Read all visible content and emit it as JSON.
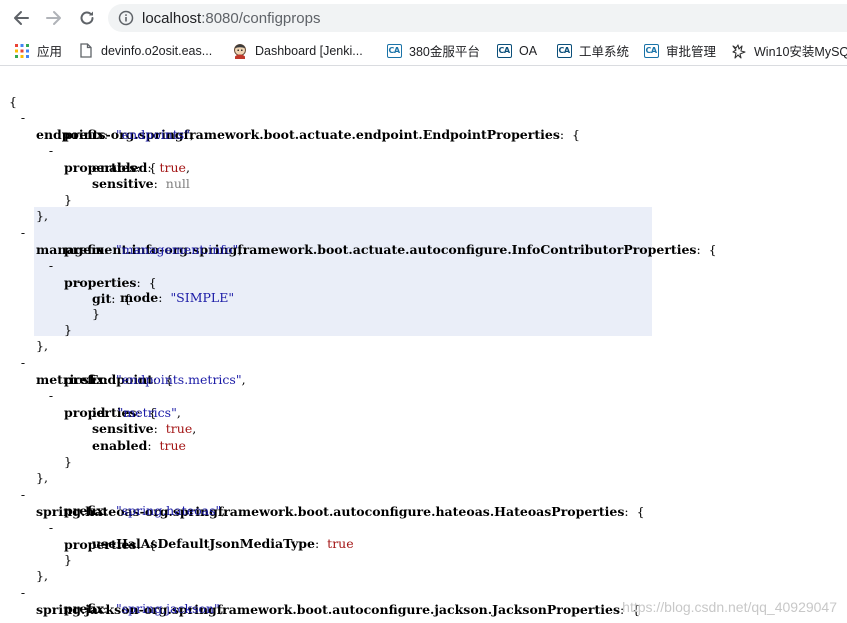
{
  "browser": {
    "url_host": "localhost",
    "url_rest": ":8080/configprops",
    "bookmarks": [
      {
        "label": "应用",
        "icon": "apps-grid-icon"
      },
      {
        "label": "devinfo.o2osit.eas...",
        "icon": "page-icon"
      },
      {
        "label": "Dashboard [Jenki...",
        "icon": "jenkins-icon"
      },
      {
        "label": "380金服平台",
        "icon": "ca-badge-icon"
      },
      {
        "label": "OA",
        "icon": "ca-badge-icon"
      },
      {
        "label": "工单系统",
        "icon": "ca-badge-icon"
      },
      {
        "label": "审批管理",
        "icon": "ca-badge-icon"
      },
      {
        "label": "Win10安装MySQ",
        "icon": "wolf-icon"
      }
    ]
  },
  "json": {
    "open_brace": "{",
    "sections": [
      {
        "key": "endpoints-org.springframework.boot.actuate.endpoint.EndpointProperties",
        "prefix": "\"endpoints\"",
        "properties": {
          "enabled": "true",
          "sensitive": "null"
        }
      },
      {
        "key": "management.info-org.springframework.boot.actuate.autoconfigure.InfoContributorProperties",
        "prefix": "\"management.info\"",
        "git_key": "git",
        "mode": "\"SIMPLE\""
      },
      {
        "key": "metricsEndpoint",
        "prefix": "\"endpoints.metrics\"",
        "properties": {
          "id": "\"metrics\"",
          "sensitive": "true",
          "enabled": "true"
        }
      },
      {
        "key": "spring.hateoas-org.springframework.boot.autoconfigure.hateoas.HateoasProperties",
        "prefix": "\"spring.hateoas\"",
        "properties": {
          "useHalAsDefaultJsonMediaType": "true"
        }
      },
      {
        "key": "spring.jackson-org.springframework.boot.autoconfigure.jackson.JacksonProperties",
        "prefix": "\"spring.jackson\""
      }
    ],
    "labels": {
      "prefix": "prefix",
      "properties": "properties",
      "enabled": "enabled",
      "sensitive": "sensitive",
      "mode": "mode",
      "id": "id",
      "useHal": "useHalAsDefaultJsonMediaType"
    }
  },
  "watermark": "https://blog.csdn.net/qq_40929047"
}
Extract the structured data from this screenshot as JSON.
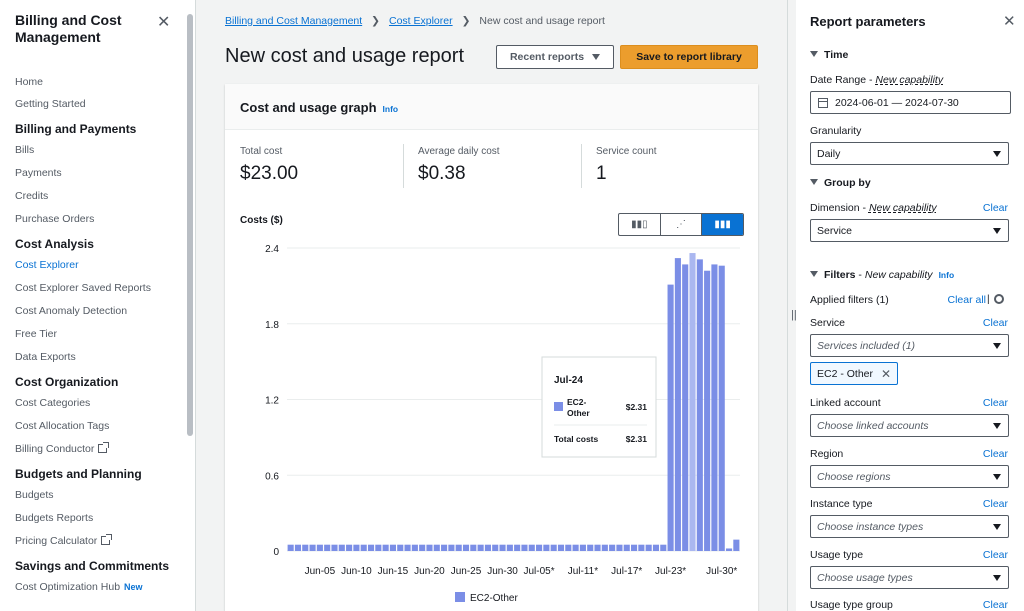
{
  "sidebar": {
    "title": "Billing and Cost Management",
    "close_icon": "close-icon",
    "items": [
      {
        "label": "Home",
        "type": "item"
      },
      {
        "label": "Getting Started",
        "type": "item"
      },
      {
        "label": "Billing and Payments",
        "type": "head"
      },
      {
        "label": "Bills",
        "type": "item"
      },
      {
        "label": "Payments",
        "type": "item"
      },
      {
        "label": "Credits",
        "type": "item"
      },
      {
        "label": "Purchase Orders",
        "type": "item"
      },
      {
        "label": "Cost Analysis",
        "type": "head"
      },
      {
        "label": "Cost Explorer",
        "type": "item",
        "active": true
      },
      {
        "label": "Cost Explorer Saved Reports",
        "type": "item"
      },
      {
        "label": "Cost Anomaly Detection",
        "type": "item"
      },
      {
        "label": "Free Tier",
        "type": "item"
      },
      {
        "label": "Data Exports",
        "type": "item"
      },
      {
        "label": "Cost Organization",
        "type": "head"
      },
      {
        "label": "Cost Categories",
        "type": "item"
      },
      {
        "label": "Cost Allocation Tags",
        "type": "item"
      },
      {
        "label": "Billing Conductor",
        "type": "item",
        "external": true
      },
      {
        "label": "Budgets and Planning",
        "type": "head"
      },
      {
        "label": "Budgets",
        "type": "item"
      },
      {
        "label": "Budgets Reports",
        "type": "item"
      },
      {
        "label": "Pricing Calculator",
        "type": "item",
        "external": true
      },
      {
        "label": "Savings and Commitments",
        "type": "head"
      },
      {
        "label": "Cost Optimization Hub",
        "type": "item",
        "badge": "New"
      }
    ]
  },
  "breadcrumb": {
    "items": [
      "Billing and Cost Management",
      "Cost Explorer"
    ],
    "current": "New cost and usage report"
  },
  "page": {
    "title": "New cost and usage report",
    "recent_reports": "Recent reports",
    "save_button": "Save to report library"
  },
  "graph": {
    "title": "Cost and usage graph",
    "info": "Info",
    "metrics": [
      {
        "label": "Total cost",
        "value": "$23.00"
      },
      {
        "label": "Average daily cost",
        "value": "$0.38"
      },
      {
        "label": "Service count",
        "value": "1"
      }
    ],
    "costs_label": "Costs ($)",
    "chart_type_icons": [
      "bar-chart-icon",
      "line-chart-icon",
      "stacked-bar-chart-icon"
    ],
    "tooltip": {
      "date": "Jul-24",
      "service": "EC2-Other",
      "service_value": "$2.31",
      "total_label": "Total costs",
      "total_value": "$2.31"
    }
  },
  "chart_data": {
    "type": "bar",
    "series": [
      {
        "name": "EC2-Other",
        "color": "#7b8ee6",
        "values": [
          0.05,
          0.05,
          0.05,
          0.05,
          0.05,
          0.05,
          0.05,
          0.05,
          0.05,
          0.05,
          0.05,
          0.05,
          0.05,
          0.05,
          0.05,
          0.05,
          0.05,
          0.05,
          0.05,
          0.05,
          0.05,
          0.05,
          0.05,
          0.05,
          0.05,
          0.05,
          0.05,
          0.05,
          0.05,
          0.05,
          0.05,
          0.05,
          0.05,
          0.05,
          0.05,
          0.05,
          0.05,
          0.05,
          0.05,
          0.05,
          0.05,
          0.05,
          0.05,
          0.05,
          0.05,
          0.05,
          0.05,
          0.05,
          0.05,
          0.05,
          0.05,
          0.05,
          2.11,
          2.32,
          2.27,
          2.36,
          2.31,
          2.22,
          2.27,
          2.26,
          0.02,
          0.09
        ]
      }
    ],
    "x_tick_labels": [
      "Jun-05",
      "Jun-10",
      "Jun-15",
      "Jun-20",
      "Jun-25",
      "Jun-30",
      "Jul-05*",
      "Jul-11*",
      "Jul-17*",
      "Jul-23*",
      "Jul-30*"
    ],
    "x_tick_indices": [
      4,
      9,
      14,
      19,
      24,
      29,
      34,
      40,
      46,
      52,
      59
    ],
    "highlight_index": 55,
    "ylabel": "Costs ($)",
    "yticks": [
      0,
      0.6,
      1.2,
      1.8,
      2.4
    ],
    "ylim": [
      0,
      2.4
    ],
    "grid": true,
    "legend": "bottom-center"
  },
  "panel": {
    "title": "Report parameters",
    "time_section": "Time",
    "date_range_label": "Date Range",
    "new_capability": "New capability",
    "date_range_value": "2024-06-01 — 2024-07-30",
    "granularity_label": "Granularity",
    "granularity_value": "Daily",
    "group_by_section": "Group by",
    "dimension_label": "Dimension",
    "dimension_value": "Service",
    "clear": "Clear",
    "filters_section": "Filters",
    "info": "Info",
    "applied_filters": "Applied filters (1)",
    "clear_all": "Clear all",
    "service_label": "Service",
    "service_value": "Services included (1)",
    "service_token": "EC2 - Other",
    "linked_account_label": "Linked account",
    "linked_account_ph": "Choose linked accounts",
    "region_label": "Region",
    "region_ph": "Choose regions",
    "instance_type_label": "Instance type",
    "instance_type_ph": "Choose instance types",
    "usage_type_label": "Usage type",
    "usage_type_ph": "Choose usage types",
    "usage_type_group_label": "Usage type group"
  }
}
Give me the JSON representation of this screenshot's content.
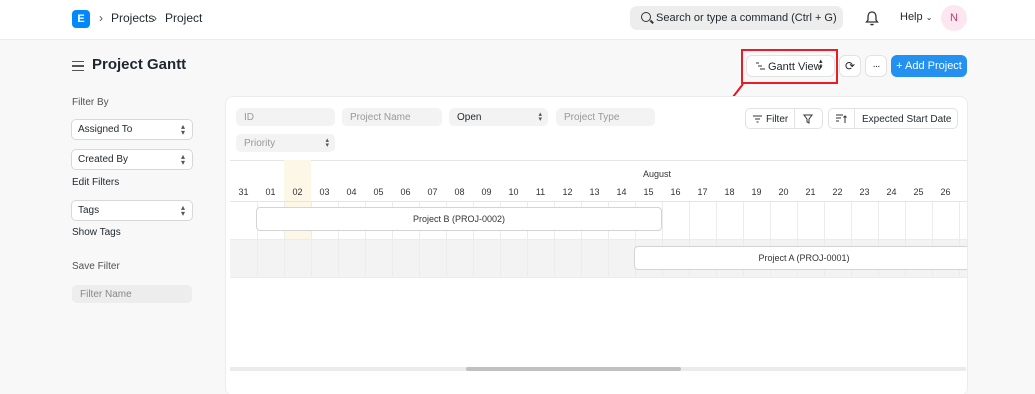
{
  "navbar": {
    "logo_letter": "E",
    "breadcrumbs": [
      "Projects",
      "Project"
    ],
    "search_placeholder": "Search or type a command (Ctrl + G)",
    "help_label": "Help",
    "avatar_initial": "N"
  },
  "header": {
    "title": "Project Gantt",
    "view_label": "Gantt View",
    "add_label": "+ Add Project",
    "more_label": "···"
  },
  "sidebar": {
    "filter_by": "Filter By",
    "assigned_to": "Assigned To",
    "created_by": "Created By",
    "edit_filters": "Edit Filters",
    "tags": "Tags",
    "show_tags": "Show Tags",
    "save_filter": "Save Filter",
    "filter_name_placeholder": "Filter Name"
  },
  "filters": {
    "id_placeholder": "ID",
    "project_name_placeholder": "Project Name",
    "status_value": "Open",
    "project_type_placeholder": "Project Type",
    "priority_placeholder": "Priority",
    "filter_label": "Filter",
    "sort_label": "Expected Start Date"
  },
  "gantt": {
    "month": "August",
    "days": [
      "31",
      "01",
      "02",
      "03",
      "04",
      "05",
      "06",
      "07",
      "08",
      "09",
      "10",
      "11",
      "12",
      "13",
      "14",
      "15",
      "16",
      "17",
      "18",
      "19",
      "20",
      "21",
      "22",
      "23",
      "24",
      "25",
      "26"
    ],
    "tasks": [
      {
        "name": "Project B (PROJ-0002)"
      },
      {
        "name": "Project A (PROJ-0001)"
      }
    ]
  },
  "colors": {
    "primary": "#2490ef",
    "highlight": "#ec1c24",
    "today": "#fdf7e8"
  }
}
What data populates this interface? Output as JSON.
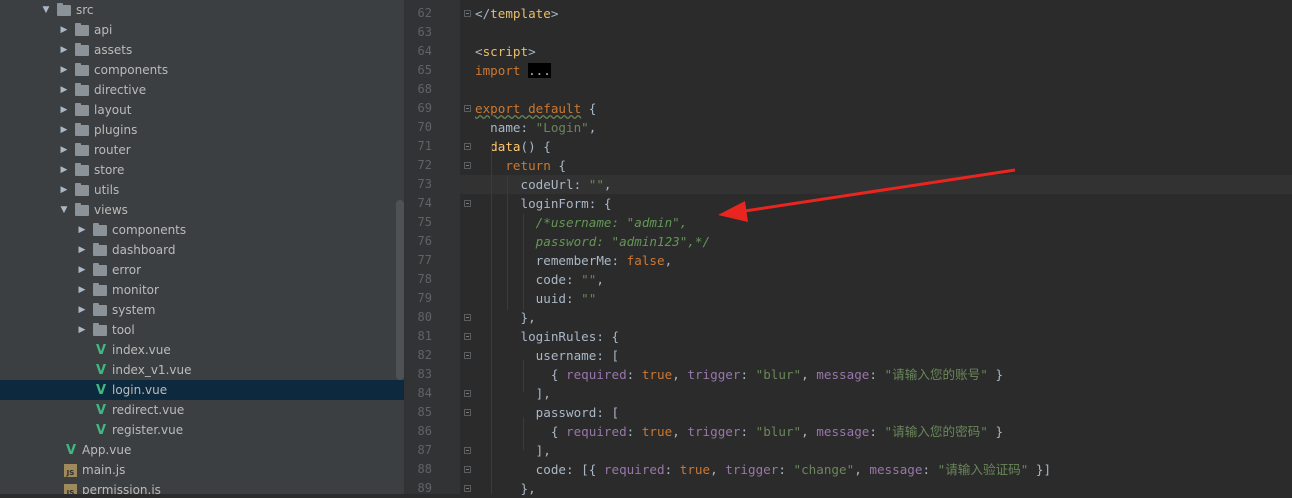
{
  "tree": {
    "items": [
      {
        "label": "src",
        "type": "folder",
        "open": true
      },
      {
        "label": "api",
        "type": "folder"
      },
      {
        "label": "assets",
        "type": "folder"
      },
      {
        "label": "components",
        "type": "folder"
      },
      {
        "label": "directive",
        "type": "folder"
      },
      {
        "label": "layout",
        "type": "folder"
      },
      {
        "label": "plugins",
        "type": "folder"
      },
      {
        "label": "router",
        "type": "folder"
      },
      {
        "label": "store",
        "type": "folder"
      },
      {
        "label": "utils",
        "type": "folder"
      },
      {
        "label": "views",
        "type": "folder",
        "open": true
      },
      {
        "label": "components",
        "type": "folder"
      },
      {
        "label": "dashboard",
        "type": "folder"
      },
      {
        "label": "error",
        "type": "folder"
      },
      {
        "label": "monitor",
        "type": "folder"
      },
      {
        "label": "system",
        "type": "folder"
      },
      {
        "label": "tool",
        "type": "folder"
      },
      {
        "label": "index.vue",
        "type": "vue"
      },
      {
        "label": "index_v1.vue",
        "type": "vue"
      },
      {
        "label": "login.vue",
        "type": "vue",
        "selected": true
      },
      {
        "label": "redirect.vue",
        "type": "vue"
      },
      {
        "label": "register.vue",
        "type": "vue"
      },
      {
        "label": "App.vue",
        "type": "vue"
      },
      {
        "label": "main.js",
        "type": "js"
      },
      {
        "label": "permission.js",
        "type": "js"
      }
    ]
  },
  "editor": {
    "lines": [
      {
        "n": "62",
        "text": "</template>"
      },
      {
        "n": "63",
        "text": ""
      },
      {
        "n": "64",
        "text": "<script>"
      },
      {
        "n": "65",
        "text": "import ..."
      },
      {
        "n": "68",
        "text": ""
      },
      {
        "n": "69",
        "text": "export default {"
      },
      {
        "n": "70",
        "text": "  name: \"Login\","
      },
      {
        "n": "71",
        "text": "  data() {"
      },
      {
        "n": "72",
        "text": "    return {"
      },
      {
        "n": "73",
        "text": "      codeUrl: \"\","
      },
      {
        "n": "74",
        "text": "      loginForm: {"
      },
      {
        "n": "75",
        "text": "        /*username: \"admin\","
      },
      {
        "n": "76",
        "text": "        password: \"admin123\",*/"
      },
      {
        "n": "77",
        "text": "        rememberMe: false,"
      },
      {
        "n": "78",
        "text": "        code: \"\","
      },
      {
        "n": "79",
        "text": "        uuid: \"\""
      },
      {
        "n": "80",
        "text": "      },"
      },
      {
        "n": "81",
        "text": "      loginRules: {"
      },
      {
        "n": "82",
        "text": "        username: ["
      },
      {
        "n": "83",
        "text": "          { required: true, trigger: \"blur\", message: \"请输入您的账号\" }"
      },
      {
        "n": "84",
        "text": "        ],"
      },
      {
        "n": "85",
        "text": "        password: ["
      },
      {
        "n": "86",
        "text": "          { required: true, trigger: \"blur\", message: \"请输入您的密码\" }"
      },
      {
        "n": "87",
        "text": "        ],"
      },
      {
        "n": "88",
        "text": "        code: [{ required: true, trigger: \"change\", message: \"请输入验证码\" }]"
      },
      {
        "n": "89",
        "text": "      },"
      }
    ]
  },
  "colors": {
    "keyword": "#cc7832",
    "string": "#6a8759",
    "property": "#9876aa",
    "comment": "#629755",
    "annotation_arrow": "#e8251f"
  }
}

..............................

PROBLEM: Within the listing above, find every line containing the string "required" and return it.

TASK RESPONSE:
        "text": "          { required: true, trigger: \"blur\", message: \"请输入您的账号\" }"
        "text": "          { required: true, trigger: \"blur\", message: \"请输入您的密码\" }"
        "text": "        code: [{ required: true, trigger: \"change\", message: \"请输入验证码\" }]"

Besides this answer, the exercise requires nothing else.